++++ RAW RECORDS ++++
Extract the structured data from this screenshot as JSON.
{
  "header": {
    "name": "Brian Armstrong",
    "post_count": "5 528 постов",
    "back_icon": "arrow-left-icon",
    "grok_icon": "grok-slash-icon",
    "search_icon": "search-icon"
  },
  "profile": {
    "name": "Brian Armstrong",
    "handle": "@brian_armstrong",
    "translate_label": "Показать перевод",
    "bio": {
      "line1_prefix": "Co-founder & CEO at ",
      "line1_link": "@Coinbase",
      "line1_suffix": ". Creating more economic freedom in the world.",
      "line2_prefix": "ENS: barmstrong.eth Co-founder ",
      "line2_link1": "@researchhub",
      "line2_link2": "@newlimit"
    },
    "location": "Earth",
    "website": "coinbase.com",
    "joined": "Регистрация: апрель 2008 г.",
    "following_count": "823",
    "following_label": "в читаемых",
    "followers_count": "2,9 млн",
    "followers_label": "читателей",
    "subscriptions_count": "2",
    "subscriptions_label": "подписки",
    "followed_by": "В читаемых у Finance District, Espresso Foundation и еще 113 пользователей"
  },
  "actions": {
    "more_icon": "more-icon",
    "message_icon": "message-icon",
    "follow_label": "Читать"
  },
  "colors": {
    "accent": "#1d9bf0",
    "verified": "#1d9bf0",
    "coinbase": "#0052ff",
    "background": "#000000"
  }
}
++++
- [SHORT TASK]: Repeat every line of the records above exactly.

- [THE SOLUTION]:
Extract the structured data from this screenshot as JSON.
{
  "header": {
    "name": "Brian Armstrong",
    "post_count": "5 528 постов",
    "back_icon": "arrow-left-icon",
    "grok_icon": "grok-slash-icon",
    "search_icon": "search-icon"
  },
  "profile": {
    "name": "Brian Armstrong",
    "handle": "@brian_armstrong",
    "translate_label": "Показать перевод",
    "bio": {
      "line1_prefix": "Co-founder & CEO at ",
      "line1_link": "@Coinbase",
      "line1_suffix": ". Creating more economic freedom in the world.",
      "line2_prefix": "ENS: barmstrong.eth Co-founder ",
      "line2_link1": "@researchhub",
      "line2_link2": "@newlimit"
    },
    "location": "Earth",
    "website": "coinbase.com",
    "joined": "Регистрация: апрель 2008 г.",
    "following_count": "823",
    "following_label": "в читаемых",
    "followers_count": "2,9 млн",
    "followers_label": "читателей",
    "subscriptions_count": "2",
    "subscriptions_label": "подписки",
    "followed_by": "В читаемых у Finance District, Espresso Foundation и еще 113 пользователей"
  },
  "actions": {
    "more_icon": "more-icon",
    "message_icon": "message-icon",
    "follow_label": "Читать"
  },
  "colors": {
    "accent": "#1d9bf0",
    "verified": "#1d9bf0",
    "coinbase": "#0052ff",
    "background": "#000000"
  }
}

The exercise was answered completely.